PROBLEM A:
Answer these questions from the excerpt on Iranian cyber threats, one answer per line, marked to match:
(i) As of what date had large-scale independently verified intrusions not been confirmed?
(ii) Which hacktivist front is named as an earlier example in Albania?
(iii) What share of Iranian government revenue derives from hydrocarbons?
PROBLEM B:
Turn the paragraph in the excerpt on Iranian cyber threats that begins "When the digital blackout lifts" into a brief bulleted list that keeps its main points.

Critical infrastructure, government, defense, and the defense industrial base will be at the top of the targeting list. US critical infrastructure is absolutely part of that target set — Iranian APT groups are known to be opportunistic, acquiring exploits and collaborating with ransomware groups to gain network access, and the threshold for retaliation following Khamenei's death will be very high. Pro-Iran hacktivist groups — including Handala Hack Team, Cyber Islamic Resistance, RipperSec, APT IRAN, and Cyber Fattah — have announced coordinated cyber operations against Israeli and regional targets. While large-scale independently verified intrusions had not been confirmed as of March 9, organizations should not mistake this for low risk.

Watch for each major group's distinct TTPs: Peach Sandstorm, APT34, MuddyWater, Cotton Sandstorm, and APT42 each have established patterns for initial access and lateral movement. Also watch for new hacktivist fronts emerging — this is typically a signal of where Iran is directing its efforts, as seen previously with Homeland Justice in Albania and Moses Staff targeting Israel.

What to Watch

When the digital blackout lifts, look for scanning, brute forcing, password spraying, and probing against your networks as early signals of Iranian cyber forces re-operationalizing. A temporal overlap between the blackout lifting and increased probing against previously untargeted networks would be a significant indicator. DDoS campaigns may also be an early signal. Ensure all public-facing technologies are patched — you can't control geopolitics, but you can control your exposure.

Additionally, watch for infrastructure repurposing: groups known for traditional espionage may suddenly shift to IO-driven domains, as seen after June 2025 when espionage infrastructure pivoted to hybrid theft-and-influence operations.

Expert Assessment: What Happens Next

Based on analysis from Dr. Christopher Ahlberg’s conversation with former MI6 Director Sir Alex Younger.

Three scenarios are in play — not mutually exclusive, and each with distinct implications for organizations managing risk.

Scenario 1 — Bomb, Declare Victory, and Leave

The US achieves air supremacy, conducts a sustained campaign of precision strikes against remaining target banks, forces the Strait of Hormuz open using naval power, and exits. The suppressive effect on Iranian will and capacity — particularly once B-52s can operate over Iran with impunity — should not be underestimated. This scenario has a faster resolution timeline but risks leaving unresolved instability.

Resilience question: What is the operational and financial impact of a 30- to 60-day Strait closure across our critical dependencies?

Scenario 2 — A “Venezuela-Style” Deal

This is assessed as the scenario Trump is most actively angling for. Iran's new leadership — cornered economically, facing military degradation, and aware that 80% of government revenue derives from hydrocarbons now at risk — has strong incentives to negotiate. Pezeshkian's public apology, the IRGC's repudiation of it, and Trump's calls for unconditional surrender may be the opening moves of a negotiation rather than signs of irreconcilable positions. Any deal would almost certainly require zero enrichment and the transfer of Iran's 400-plus kilograms of highly enriched uranium.

(Page segmentation data)

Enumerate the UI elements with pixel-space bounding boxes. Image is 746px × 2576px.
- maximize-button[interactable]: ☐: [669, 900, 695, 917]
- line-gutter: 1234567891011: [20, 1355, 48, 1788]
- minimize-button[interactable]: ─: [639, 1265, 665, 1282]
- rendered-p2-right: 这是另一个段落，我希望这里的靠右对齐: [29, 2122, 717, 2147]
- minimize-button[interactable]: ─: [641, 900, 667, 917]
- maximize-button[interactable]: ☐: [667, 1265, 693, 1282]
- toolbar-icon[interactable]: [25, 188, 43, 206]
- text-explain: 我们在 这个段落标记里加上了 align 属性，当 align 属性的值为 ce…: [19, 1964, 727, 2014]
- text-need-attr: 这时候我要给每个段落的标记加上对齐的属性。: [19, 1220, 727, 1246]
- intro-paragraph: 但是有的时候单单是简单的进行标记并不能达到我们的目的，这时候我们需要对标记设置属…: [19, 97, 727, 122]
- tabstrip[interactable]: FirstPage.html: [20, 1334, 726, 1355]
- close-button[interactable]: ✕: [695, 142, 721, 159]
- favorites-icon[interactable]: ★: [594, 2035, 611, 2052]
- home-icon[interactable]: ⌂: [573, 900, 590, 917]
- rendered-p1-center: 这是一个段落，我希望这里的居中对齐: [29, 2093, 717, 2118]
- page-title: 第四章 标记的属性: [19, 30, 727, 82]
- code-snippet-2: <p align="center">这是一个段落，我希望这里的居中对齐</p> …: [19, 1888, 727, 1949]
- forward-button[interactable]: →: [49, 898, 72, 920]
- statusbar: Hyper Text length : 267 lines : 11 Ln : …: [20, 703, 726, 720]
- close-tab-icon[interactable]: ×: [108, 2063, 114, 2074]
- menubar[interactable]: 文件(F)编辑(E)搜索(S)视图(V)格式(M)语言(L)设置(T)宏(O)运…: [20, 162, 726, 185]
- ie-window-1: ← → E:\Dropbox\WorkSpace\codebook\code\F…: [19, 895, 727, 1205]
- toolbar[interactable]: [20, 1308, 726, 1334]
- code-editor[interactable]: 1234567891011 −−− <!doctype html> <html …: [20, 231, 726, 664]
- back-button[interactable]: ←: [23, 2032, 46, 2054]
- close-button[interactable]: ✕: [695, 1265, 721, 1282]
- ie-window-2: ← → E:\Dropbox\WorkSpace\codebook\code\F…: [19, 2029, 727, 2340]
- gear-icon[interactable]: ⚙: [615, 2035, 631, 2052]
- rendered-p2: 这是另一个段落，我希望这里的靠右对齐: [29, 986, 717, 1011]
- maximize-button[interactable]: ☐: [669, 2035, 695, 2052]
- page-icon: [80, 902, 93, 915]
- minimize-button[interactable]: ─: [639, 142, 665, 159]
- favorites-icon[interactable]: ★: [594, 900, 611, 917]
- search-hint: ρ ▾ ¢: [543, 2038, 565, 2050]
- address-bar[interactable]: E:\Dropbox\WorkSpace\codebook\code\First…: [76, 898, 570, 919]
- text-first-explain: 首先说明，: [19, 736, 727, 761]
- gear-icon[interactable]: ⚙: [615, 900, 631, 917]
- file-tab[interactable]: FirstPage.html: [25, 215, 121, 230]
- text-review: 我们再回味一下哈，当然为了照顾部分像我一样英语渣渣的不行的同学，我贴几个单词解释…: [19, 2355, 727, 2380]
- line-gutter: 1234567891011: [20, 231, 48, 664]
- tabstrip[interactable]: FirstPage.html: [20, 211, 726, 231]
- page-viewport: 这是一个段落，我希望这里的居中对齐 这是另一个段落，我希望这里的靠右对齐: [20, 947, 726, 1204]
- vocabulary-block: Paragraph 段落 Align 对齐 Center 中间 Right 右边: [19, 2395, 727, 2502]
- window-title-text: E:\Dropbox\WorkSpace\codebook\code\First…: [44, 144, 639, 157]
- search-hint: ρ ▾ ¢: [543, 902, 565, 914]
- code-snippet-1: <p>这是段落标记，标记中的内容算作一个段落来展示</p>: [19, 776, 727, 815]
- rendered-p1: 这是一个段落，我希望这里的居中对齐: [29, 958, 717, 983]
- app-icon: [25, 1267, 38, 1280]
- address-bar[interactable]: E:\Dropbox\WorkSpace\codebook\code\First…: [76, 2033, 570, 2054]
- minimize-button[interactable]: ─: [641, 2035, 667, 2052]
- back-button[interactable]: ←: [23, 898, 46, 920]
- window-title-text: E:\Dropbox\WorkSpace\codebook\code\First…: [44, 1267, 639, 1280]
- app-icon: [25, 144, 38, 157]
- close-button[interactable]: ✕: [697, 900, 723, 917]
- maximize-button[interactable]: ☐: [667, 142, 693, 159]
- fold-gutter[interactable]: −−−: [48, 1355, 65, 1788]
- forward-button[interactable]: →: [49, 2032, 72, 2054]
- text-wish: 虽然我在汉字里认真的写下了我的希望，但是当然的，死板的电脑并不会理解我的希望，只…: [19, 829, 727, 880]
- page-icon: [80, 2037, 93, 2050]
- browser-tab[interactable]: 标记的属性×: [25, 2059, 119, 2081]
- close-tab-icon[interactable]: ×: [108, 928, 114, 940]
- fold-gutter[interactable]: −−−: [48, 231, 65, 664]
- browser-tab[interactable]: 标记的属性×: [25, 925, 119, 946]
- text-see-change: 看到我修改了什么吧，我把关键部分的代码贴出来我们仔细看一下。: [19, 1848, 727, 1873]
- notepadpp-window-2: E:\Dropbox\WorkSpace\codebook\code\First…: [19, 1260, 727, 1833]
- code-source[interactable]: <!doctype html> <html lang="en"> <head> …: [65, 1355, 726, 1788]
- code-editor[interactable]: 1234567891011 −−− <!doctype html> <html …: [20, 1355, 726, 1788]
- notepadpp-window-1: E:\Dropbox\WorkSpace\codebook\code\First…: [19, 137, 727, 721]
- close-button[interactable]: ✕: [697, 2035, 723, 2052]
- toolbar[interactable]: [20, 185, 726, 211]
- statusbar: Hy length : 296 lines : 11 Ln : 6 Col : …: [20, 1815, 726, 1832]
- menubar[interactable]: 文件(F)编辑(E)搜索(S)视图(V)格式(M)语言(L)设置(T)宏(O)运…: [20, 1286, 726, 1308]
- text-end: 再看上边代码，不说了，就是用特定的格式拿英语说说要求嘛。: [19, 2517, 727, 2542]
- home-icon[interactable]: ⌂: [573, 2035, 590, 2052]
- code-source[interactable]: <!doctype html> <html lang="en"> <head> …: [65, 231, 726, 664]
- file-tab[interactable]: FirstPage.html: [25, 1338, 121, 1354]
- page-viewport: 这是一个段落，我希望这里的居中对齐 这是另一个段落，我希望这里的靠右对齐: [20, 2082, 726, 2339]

TASK SOLUTION A:
(i) March 9
(ii) Homeland Justice
(iii) 80%

TASK SOLUTION B:
- When the digital blackout lifts, watch for scanning, brute forcing, password spraying, and probing of your networks as early signs that Iranian cyber forces are becoming operational again.
- Increased probing of previously untargeted networks, coinciding with the end of the blackout, would be a significant indicator.
- DDoS campaigns may also be an early signal.
- Patch all public-facing technologies: geopolitics is beyond your control, but your exposure is not.